Exercise description - Type every record exactly as it appears.

++++++

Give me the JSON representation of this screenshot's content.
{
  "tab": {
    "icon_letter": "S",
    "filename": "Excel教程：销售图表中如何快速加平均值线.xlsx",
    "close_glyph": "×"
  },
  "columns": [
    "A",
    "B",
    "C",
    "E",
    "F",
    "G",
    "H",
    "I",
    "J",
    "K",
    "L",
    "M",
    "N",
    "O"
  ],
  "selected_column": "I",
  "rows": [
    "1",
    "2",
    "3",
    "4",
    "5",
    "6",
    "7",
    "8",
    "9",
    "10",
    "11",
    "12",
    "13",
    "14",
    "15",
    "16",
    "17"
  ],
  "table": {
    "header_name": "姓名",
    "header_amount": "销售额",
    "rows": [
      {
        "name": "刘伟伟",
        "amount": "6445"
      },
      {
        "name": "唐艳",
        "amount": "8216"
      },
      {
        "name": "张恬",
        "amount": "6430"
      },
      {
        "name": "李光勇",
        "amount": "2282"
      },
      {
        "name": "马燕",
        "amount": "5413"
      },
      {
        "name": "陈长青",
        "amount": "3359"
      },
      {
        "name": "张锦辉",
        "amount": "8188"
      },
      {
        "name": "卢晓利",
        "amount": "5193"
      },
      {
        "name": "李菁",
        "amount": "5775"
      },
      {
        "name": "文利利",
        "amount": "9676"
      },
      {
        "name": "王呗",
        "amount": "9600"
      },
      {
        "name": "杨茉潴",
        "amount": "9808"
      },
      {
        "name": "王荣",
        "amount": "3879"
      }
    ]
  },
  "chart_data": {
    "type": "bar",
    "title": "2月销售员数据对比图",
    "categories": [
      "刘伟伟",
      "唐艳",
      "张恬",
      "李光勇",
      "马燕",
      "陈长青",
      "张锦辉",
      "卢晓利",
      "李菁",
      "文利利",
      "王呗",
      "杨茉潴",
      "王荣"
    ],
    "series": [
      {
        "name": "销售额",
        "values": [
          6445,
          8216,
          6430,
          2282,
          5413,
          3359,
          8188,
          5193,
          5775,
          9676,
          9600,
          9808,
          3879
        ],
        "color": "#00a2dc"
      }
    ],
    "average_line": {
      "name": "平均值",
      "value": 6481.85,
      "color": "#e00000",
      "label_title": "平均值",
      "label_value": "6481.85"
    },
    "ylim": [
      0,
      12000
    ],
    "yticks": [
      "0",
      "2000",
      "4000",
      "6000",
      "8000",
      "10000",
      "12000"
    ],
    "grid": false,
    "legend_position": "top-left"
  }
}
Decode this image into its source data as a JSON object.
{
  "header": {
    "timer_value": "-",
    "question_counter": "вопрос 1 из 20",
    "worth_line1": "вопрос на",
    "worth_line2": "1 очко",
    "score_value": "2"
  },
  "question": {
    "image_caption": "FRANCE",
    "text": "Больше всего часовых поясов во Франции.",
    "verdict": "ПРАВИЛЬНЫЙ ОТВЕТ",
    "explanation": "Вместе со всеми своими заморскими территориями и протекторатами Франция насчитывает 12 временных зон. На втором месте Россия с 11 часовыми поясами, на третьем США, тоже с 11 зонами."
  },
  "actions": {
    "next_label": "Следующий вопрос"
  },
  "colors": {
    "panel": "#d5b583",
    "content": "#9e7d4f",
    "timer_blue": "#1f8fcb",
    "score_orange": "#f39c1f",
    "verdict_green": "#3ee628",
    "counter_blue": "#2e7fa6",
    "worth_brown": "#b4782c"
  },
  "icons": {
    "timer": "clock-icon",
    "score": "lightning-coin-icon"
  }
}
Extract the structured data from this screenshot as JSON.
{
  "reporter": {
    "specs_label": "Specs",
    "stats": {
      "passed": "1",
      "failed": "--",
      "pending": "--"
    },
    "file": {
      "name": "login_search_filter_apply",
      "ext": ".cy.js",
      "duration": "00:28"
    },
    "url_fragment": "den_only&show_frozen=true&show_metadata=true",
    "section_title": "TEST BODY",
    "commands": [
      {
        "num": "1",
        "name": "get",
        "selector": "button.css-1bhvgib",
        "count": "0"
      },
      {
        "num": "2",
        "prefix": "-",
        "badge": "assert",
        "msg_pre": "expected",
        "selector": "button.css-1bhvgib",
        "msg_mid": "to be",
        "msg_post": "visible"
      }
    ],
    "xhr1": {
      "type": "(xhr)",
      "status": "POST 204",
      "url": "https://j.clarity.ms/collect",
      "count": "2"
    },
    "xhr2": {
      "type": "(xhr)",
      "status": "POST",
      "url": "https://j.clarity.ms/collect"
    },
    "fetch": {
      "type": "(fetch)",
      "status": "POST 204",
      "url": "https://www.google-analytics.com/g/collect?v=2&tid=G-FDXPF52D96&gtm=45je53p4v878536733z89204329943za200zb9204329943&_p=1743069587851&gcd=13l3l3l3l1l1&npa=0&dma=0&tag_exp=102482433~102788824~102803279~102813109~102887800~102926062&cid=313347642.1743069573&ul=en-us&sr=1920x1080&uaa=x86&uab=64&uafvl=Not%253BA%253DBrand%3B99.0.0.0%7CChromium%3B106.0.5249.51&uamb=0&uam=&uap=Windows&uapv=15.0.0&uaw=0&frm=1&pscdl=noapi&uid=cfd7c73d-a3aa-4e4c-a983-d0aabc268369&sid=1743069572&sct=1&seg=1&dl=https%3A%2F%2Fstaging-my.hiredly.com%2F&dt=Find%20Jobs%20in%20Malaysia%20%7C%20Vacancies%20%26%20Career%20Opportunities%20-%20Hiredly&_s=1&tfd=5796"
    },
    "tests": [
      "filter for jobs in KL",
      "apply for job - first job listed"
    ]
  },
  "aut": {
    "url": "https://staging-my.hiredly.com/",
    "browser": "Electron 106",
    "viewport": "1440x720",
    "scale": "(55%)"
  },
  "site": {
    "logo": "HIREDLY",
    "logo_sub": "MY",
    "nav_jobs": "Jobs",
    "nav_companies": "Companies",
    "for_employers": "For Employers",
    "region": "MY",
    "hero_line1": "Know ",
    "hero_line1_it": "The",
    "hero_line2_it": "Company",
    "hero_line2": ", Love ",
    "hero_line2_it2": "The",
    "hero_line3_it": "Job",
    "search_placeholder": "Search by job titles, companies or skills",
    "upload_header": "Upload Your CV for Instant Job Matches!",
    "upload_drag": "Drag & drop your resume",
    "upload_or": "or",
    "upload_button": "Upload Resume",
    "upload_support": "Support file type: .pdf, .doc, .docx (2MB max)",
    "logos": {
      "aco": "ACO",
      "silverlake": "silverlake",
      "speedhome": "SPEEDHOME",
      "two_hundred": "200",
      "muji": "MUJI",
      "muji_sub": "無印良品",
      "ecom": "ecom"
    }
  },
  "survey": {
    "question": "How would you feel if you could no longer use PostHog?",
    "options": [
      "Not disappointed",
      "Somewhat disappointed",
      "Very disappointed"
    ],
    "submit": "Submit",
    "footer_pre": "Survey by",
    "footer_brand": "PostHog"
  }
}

++++++

Task output -
Give me the JSON representation of this screenshot's content.
{
  "tab": {
    "icon_letter": "S",
    "filename": "Excel教程：销售图表中如何快速加平均值线.xlsx",
    "close_glyph": "×"
  },
  "columns": [
    "A",
    "B",
    "C",
    "E",
    "F",
    "G",
    "H",
    "I",
    "J",
    "K",
    "L",
    "M",
    "N",
    "O"
  ],
  "selected_column": "I",
  "rows": [
    "1",
    "2",
    "3",
    "4",
    "5",
    "6",
    "7",
    "8",
    "9",
    "10",
    "11",
    "12",
    "13",
    "14",
    "15",
    "16",
    "17"
  ],
  "table": {
    "header_name": "姓名",
    "header_amount": "销售额",
    "rows": [
      {
        "name": "刘伟伟",
        "amount": "6445"
      },
      {
        "name": "唐艳",
        "amount": "8216"
      },
      {
        "name": "张恬",
        "amount": "6430"
      },
      {
        "name": "李光勇",
        "amount": "2282"
      },
      {
        "name": "马燕",
        "amount": "5413"
      },
      {
        "name": "陈长青",
        "amount": "3359"
      },
      {
        "name": "张锦辉",
        "amount": "8188"
      },
      {
        "name": "卢晓利",
        "amount": "5193"
      },
      {
        "name": "李菁",
        "amount": "5775"
      },
      {
        "name": "文利利",
        "amount": "9676"
      },
      {
        "name": "王呗",
        "amount": "9600"
      },
      {
        "name": "杨茉潴",
        "amount": "9808"
      },
      {
        "name": "王荣",
        "amount": "3879"
      }
    ]
  },
  "chart_data": {
    "type": "bar",
    "title": "2月销售员数据对比图",
    "categories": [
      "刘伟伟",
      "唐艳",
      "张恬",
      "李光勇",
      "马燕",
      "陈长青",
      "张锦辉",
      "卢晓利",
      "李菁",
      "文利利",
      "王呗",
      "杨茉潴",
      "王荣"
    ],
    "series": [
      {
        "name": "销售额",
        "values": [
          6445,
          8216,
          6430,
          2282,
          5413,
          3359,
          8188,
          5193,
          5775,
          9676,
          9600,
          9808,
          3879
        ],
        "color": "#00a2dc"
      }
    ],
    "average_line": {
      "name": "平均值",
      "value": 6481.85,
      "color": "#e00000",
      "label_title": "平均值",
      "label_value": "6481.85"
    },
    "ylim": [
      0,
      12000
    ],
    "yticks": [
      "0",
      "2000",
      "4000",
      "6000",
      "8000",
      "10000",
      "12000"
    ],
    "grid": false,
    "legend_position": "top-left"
  }
}
Decode this image into its source data as a JSON object.
{
  "header": {
    "timer_value": "-",
    "question_counter": "вопрос 1 из 20",
    "worth_line1": "вопрос на",
    "worth_line2": "1 очко",
    "score_value": "2"
  },
  "question": {
    "image_caption": "FRANCE",
    "text": "Больше всего часовых поясов во Франции.",
    "verdict": "ПРАВИЛЬНЫЙ ОТВЕТ",
    "explanation": "Вместе со всеми своими заморскими территориями и протекторатами Франция насчитывает 12 временных зон. На втором месте Россия с 11 часовыми поясами, на третьем США, тоже с 11 зонами."
  },
  "actions": {
    "next_label": "Следующий вопрос"
  },
  "colors": {
    "panel": "#d5b583",
    "content": "#9e7d4f",
    "timer_blue": "#1f8fcb",
    "score_orange": "#f39c1f",
    "verdict_green": "#3ee628",
    "counter_blue": "#2e7fa6",
    "worth_brown": "#b4782c"
  },
  "icons": {
    "timer": "clock-icon",
    "score": "lightning-coin-icon"
  }
}
Extract the structured data from this screenshot as JSON.
{
  "reporter": {
    "specs_label": "Specs",
    "stats": {
      "passed": "1",
      "failed": "--",
      "pending": "--"
    },
    "file": {
      "name": "login_search_filter_apply",
      "ext": ".cy.js",
      "duration": "00:28"
    },
    "url_fragment": "den_only&show_frozen=true&show_metadata=true",
    "section_title": "TEST BODY",
    "commands": [
      {
        "num": "1",
        "name": "get",
        "selector": "button.css-1bhvgib",
        "count": "0"
      },
      {
        "num": "2",
        "prefix": "-",
        "badge": "assert",
        "msg_pre": "expected",
        "selector": "button.css-1bhvgib",
        "msg_mid": "to be",
        "msg_post": "visible"
      }
    ],
    "xhr1": {
      "type": "(xhr)",
      "status": "POST 204",
      "url": "https://j.clarity.ms/collect",
      "count": "2"
    },
    "xhr2": {
      "type": "(xhr)",
      "status": "POST",
      "url": "https://j.clarity.ms/collect"
    },
    "fetch": {
      "type": "(fetch)",
      "status": "POST 204",
      "url": "https://www.google-analytics.com/g/collect?v=2&tid=G-FDXPF52D96&gtm=45je53p4v878536733z89204329943za200zb9204329943&_p=1743069587851&gcd=13l3l3l3l1l1&npa=0&dma=0&tag_exp=102482433~102788824~102803279~102813109~102887800~102926062&cid=313347642.1743069573&ul=en-us&sr=1920x1080&uaa=x86&uab=64&uafvl=Not%253BA%253DBrand%3B99.0.0.0%7CChromium%3B106.0.5249.51&uamb=0&uam=&uap=Windows&uapv=15.0.0&uaw=0&frm=1&pscdl=noapi&uid=cfd7c73d-a3aa-4e4c-a983-d0aabc268369&sid=1743069572&sct=1&seg=1&dl=https%3A%2F%2Fstaging-my.hiredly.com%2F&dt=Find%20Jobs%20in%20Malaysia%20%7C%20Vacancies%20%26%20Career%20Opportunities%20-%20Hiredly&_s=1&tfd=5796"
    },
    "tests": [
      "filter for jobs in KL",
      "apply for job - first job listed"
    ]
  },
  "aut": {
    "url": "https://staging-my.hiredly.com/",
    "browser": "Electron 106",
    "viewport": "1440x720",
    "scale": "(55%)"
  },
  "site": {
    "logo": "HIREDLY",
    "logo_sub": "MY",
    "nav_jobs": "Jobs",
    "nav_companies": "Companies",
    "for_employers": "For Employers",
    "region": "MY",
    "hero_line1": "Know ",
    "hero_line1_it": "The",
    "hero_line2_it": "Company",
    "hero_line2": ", Love ",
    "hero_line2_it2": "The",
    "hero_line3_it": "Job",
    "search_placeholder": "Search by job titles, companies or skills",
    "upload_header": "Upload Your CV for Instant Job Matches!",
    "upload_drag": "Drag & drop your resume",
    "upload_or": "or",
    "upload_button": "Upload Resume",
    "upload_support": "Support file type: .pdf, .doc, .docx (2MB max)",
    "logos": {
      "aco": "ACO",
      "silverlake": "silverlake",
      "speedhome": "SPEEDHOME",
      "two_hundred": "200",
      "muji": "MUJI",
      "muji_sub": "無印良品",
      "ecom": "ecom"
    }
  },
  "survey": {
    "question": "How would you feel if you could no longer use PostHog?",
    "options": [
      "Not disappointed",
      "Somewhat disappointed",
      "Very disappointed"
    ],
    "submit": "Submit",
    "footer_pre": "Survey by",
    "footer_brand": "PostHog"
  }
}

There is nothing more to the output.